Reproduce all entries verbatim, with nothing added or dropped.

Collected data entries |

┏━━

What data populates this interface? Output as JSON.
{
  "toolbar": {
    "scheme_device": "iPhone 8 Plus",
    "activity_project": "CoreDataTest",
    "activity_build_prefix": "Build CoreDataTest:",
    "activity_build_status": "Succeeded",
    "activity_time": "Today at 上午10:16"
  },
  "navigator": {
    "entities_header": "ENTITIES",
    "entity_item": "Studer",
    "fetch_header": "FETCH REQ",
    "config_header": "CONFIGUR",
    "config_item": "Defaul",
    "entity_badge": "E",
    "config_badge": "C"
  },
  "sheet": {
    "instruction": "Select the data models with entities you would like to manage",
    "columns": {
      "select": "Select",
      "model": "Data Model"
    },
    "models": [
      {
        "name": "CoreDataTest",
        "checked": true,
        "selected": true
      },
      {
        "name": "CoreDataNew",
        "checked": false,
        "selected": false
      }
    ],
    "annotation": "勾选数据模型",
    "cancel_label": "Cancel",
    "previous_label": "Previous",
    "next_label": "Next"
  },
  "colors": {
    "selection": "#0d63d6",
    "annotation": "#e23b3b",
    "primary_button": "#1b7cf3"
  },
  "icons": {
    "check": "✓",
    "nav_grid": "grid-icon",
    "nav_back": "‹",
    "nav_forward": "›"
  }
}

┗━━

Answer for the task |
What data populates this interface? Output as JSON.
{
  "toolbar": {
    "scheme_device": "iPhone 8 Plus",
    "activity_project": "CoreDataTest",
    "activity_build_prefix": "Build CoreDataTest:",
    "activity_build_status": "Succeeded",
    "activity_time": "Today at 上午10:16"
  },
  "navigator": {
    "entities_header": "ENTITIES",
    "entity_item": "Studer",
    "fetch_header": "FETCH REQ",
    "config_header": "CONFIGUR",
    "config_item": "Defaul",
    "entity_badge": "E",
    "config_badge": "C"
  },
  "sheet": {
    "instruction": "Select the data models with entities you would like to manage",
    "columns": {
      "select": "Select",
      "model": "Data Model"
    },
    "models": [
      {
        "name": "CoreDataTest",
        "checked": true,
        "selected": true
      },
      {
        "name": "CoreDataNew",
        "checked": false,
        "selected": false
      }
    ],
    "annotation": "勾选数据模型",
    "cancel_label": "Cancel",
    "previous_label": "Previous",
    "next_label": "Next"
  },
  "colors": {
    "selection": "#0d63d6",
    "annotation": "#e23b3b",
    "primary_button": "#1b7cf3"
  },
  "icons": {
    "check": "✓",
    "nav_grid": "grid-icon",
    "nav_back": "‹",
    "nav_forward": "›"
  }
}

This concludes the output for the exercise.